DIRECTIONS
Leaving out all pictures, transcribe exactly the lines between the line with "Enumerate this screenshot's" and the last line of the records below, both included.

* START *

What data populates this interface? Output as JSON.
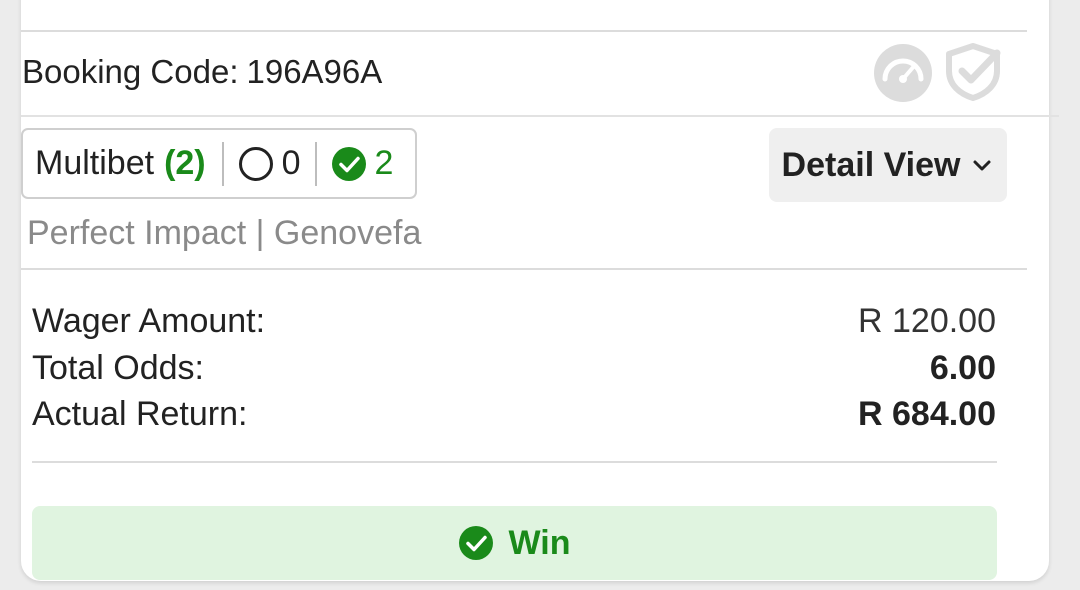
{
  "booking": {
    "label": "Booking Code:",
    "code": "196A96A",
    "icons": [
      "speedometer-icon",
      "shield-check-icon"
    ]
  },
  "bet_summary": {
    "type_label": "Multibet",
    "count": "(2)",
    "open_count": "0",
    "won_count": "2"
  },
  "detail_view": {
    "label": "Detail View"
  },
  "selections_text": "Perfect Impact | Genovefa",
  "details": {
    "wager_label": "Wager Amount:",
    "wager_value": "R 120.00",
    "odds_label": "Total Odds:",
    "odds_value": "6.00",
    "return_label": "Actual Return:",
    "return_value": "R 684.00"
  },
  "result": {
    "label": "Win",
    "color": "#1a8a1a",
    "background": "#e0f4e0"
  },
  "colors": {
    "success": "#1a8a1a",
    "icon_grey": "#dcdcdc"
  }
}
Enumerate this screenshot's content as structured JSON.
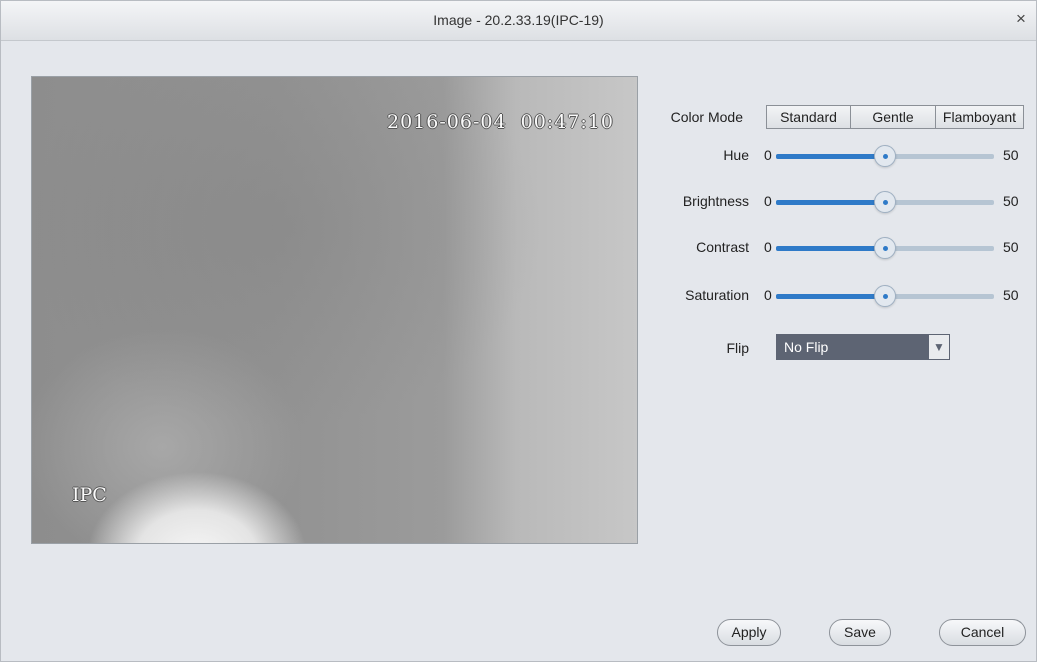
{
  "window": {
    "title": "Image - 20.2.33.19(IPC-19)",
    "close_glyph": "×"
  },
  "preview": {
    "timestamp": "2016-06-04  00:47:10",
    "channel_name": "IPC"
  },
  "color_mode": {
    "label": "Color Mode",
    "options": [
      "Standard",
      "Gentle",
      "Flamboyant"
    ]
  },
  "sliders": [
    {
      "label": "Hue",
      "min_label": "0",
      "value": "50",
      "value_percent": 50
    },
    {
      "label": "Brightness",
      "min_label": "0",
      "value": "50",
      "value_percent": 50
    },
    {
      "label": "Contrast",
      "min_label": "0",
      "value": "50",
      "value_percent": 50
    },
    {
      "label": "Saturation",
      "min_label": "0",
      "value": "50",
      "value_percent": 50
    }
  ],
  "flip": {
    "label": "Flip",
    "selected": "No Flip",
    "arrow_glyph": "▼"
  },
  "buttons": {
    "apply": "Apply",
    "save": "Save",
    "cancel": "Cancel"
  },
  "colors": {
    "slider_fill": "#2e7ac8",
    "slider_track": "#b6c5d3",
    "select_background": "#5d6473"
  }
}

* END *

EXERCISE RESPONSE
Enumerate this screenshot's content as structured JSON.
{
  "window": {
    "title": "Image - 20.2.33.19(IPC-19)",
    "close_glyph": "×"
  },
  "preview": {
    "timestamp": "2016-06-04  00:47:10",
    "channel_name": "IPC"
  },
  "color_mode": {
    "label": "Color Mode",
    "options": [
      "Standard",
      "Gentle",
      "Flamboyant"
    ]
  },
  "sliders": [
    {
      "label": "Hue",
      "min_label": "0",
      "value": "50",
      "value_percent": 50
    },
    {
      "label": "Brightness",
      "min_label": "0",
      "value": "50",
      "value_percent": 50
    },
    {
      "label": "Contrast",
      "min_label": "0",
      "value": "50",
      "value_percent": 50
    },
    {
      "label": "Saturation",
      "min_label": "0",
      "value": "50",
      "value_percent": 50
    }
  ],
  "flip": {
    "label": "Flip",
    "selected": "No Flip",
    "arrow_glyph": "▼"
  },
  "buttons": {
    "apply": "Apply",
    "save": "Save",
    "cancel": "Cancel"
  },
  "colors": {
    "slider_fill": "#2e7ac8",
    "slider_track": "#b6c5d3",
    "select_background": "#5d6473"
  }
}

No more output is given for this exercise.